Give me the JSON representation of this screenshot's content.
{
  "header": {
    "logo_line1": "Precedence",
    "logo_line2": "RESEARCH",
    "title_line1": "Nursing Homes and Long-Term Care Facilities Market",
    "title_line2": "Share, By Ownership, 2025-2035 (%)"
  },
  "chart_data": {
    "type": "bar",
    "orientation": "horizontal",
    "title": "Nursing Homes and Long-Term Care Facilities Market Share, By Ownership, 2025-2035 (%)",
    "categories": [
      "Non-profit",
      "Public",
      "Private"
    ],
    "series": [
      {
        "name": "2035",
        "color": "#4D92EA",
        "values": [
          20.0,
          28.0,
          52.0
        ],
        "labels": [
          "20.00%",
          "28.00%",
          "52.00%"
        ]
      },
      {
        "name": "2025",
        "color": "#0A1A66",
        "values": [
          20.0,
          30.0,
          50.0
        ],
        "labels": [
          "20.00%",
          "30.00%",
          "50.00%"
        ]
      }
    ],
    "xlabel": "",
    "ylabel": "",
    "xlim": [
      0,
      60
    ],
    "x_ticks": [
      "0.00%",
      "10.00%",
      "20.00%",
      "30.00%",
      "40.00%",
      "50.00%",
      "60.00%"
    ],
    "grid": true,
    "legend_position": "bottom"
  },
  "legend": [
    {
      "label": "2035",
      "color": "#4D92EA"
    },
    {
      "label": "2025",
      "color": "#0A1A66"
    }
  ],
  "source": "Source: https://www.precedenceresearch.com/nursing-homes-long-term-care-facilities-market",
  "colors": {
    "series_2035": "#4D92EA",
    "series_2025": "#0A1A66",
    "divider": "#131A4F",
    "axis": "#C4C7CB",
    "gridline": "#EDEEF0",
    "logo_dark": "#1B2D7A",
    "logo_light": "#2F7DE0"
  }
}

## WHAT IS EXPECTED:
Copy the records above exactly as they appear.

## THE ANSWER:
Give me the JSON representation of this screenshot's content.
{
  "header": {
    "logo_line1": "Precedence",
    "logo_line2": "RESEARCH",
    "title_line1": "Nursing Homes and Long-Term Care Facilities Market",
    "title_line2": "Share, By Ownership, 2025-2035 (%)"
  },
  "chart_data": {
    "type": "bar",
    "orientation": "horizontal",
    "title": "Nursing Homes and Long-Term Care Facilities Market Share, By Ownership, 2025-2035 (%)",
    "categories": [
      "Non-profit",
      "Public",
      "Private"
    ],
    "series": [
      {
        "name": "2035",
        "color": "#4D92EA",
        "values": [
          20.0,
          28.0,
          52.0
        ],
        "labels": [
          "20.00%",
          "28.00%",
          "52.00%"
        ]
      },
      {
        "name": "2025",
        "color": "#0A1A66",
        "values": [
          20.0,
          30.0,
          50.0
        ],
        "labels": [
          "20.00%",
          "30.00%",
          "50.00%"
        ]
      }
    ],
    "xlabel": "",
    "ylabel": "",
    "xlim": [
      0,
      60
    ],
    "x_ticks": [
      "0.00%",
      "10.00%",
      "20.00%",
      "30.00%",
      "40.00%",
      "50.00%",
      "60.00%"
    ],
    "grid": true,
    "legend_position": "bottom"
  },
  "legend": [
    {
      "label": "2035",
      "color": "#4D92EA"
    },
    {
      "label": "2025",
      "color": "#0A1A66"
    }
  ],
  "source": "Source: https://www.precedenceresearch.com/nursing-homes-long-term-care-facilities-market",
  "colors": {
    "series_2035": "#4D92EA",
    "series_2025": "#0A1A66",
    "divider": "#131A4F",
    "axis": "#C4C7CB",
    "gridline": "#EDEEF0",
    "logo_dark": "#1B2D7A",
    "logo_light": "#2F7DE0"
  }
}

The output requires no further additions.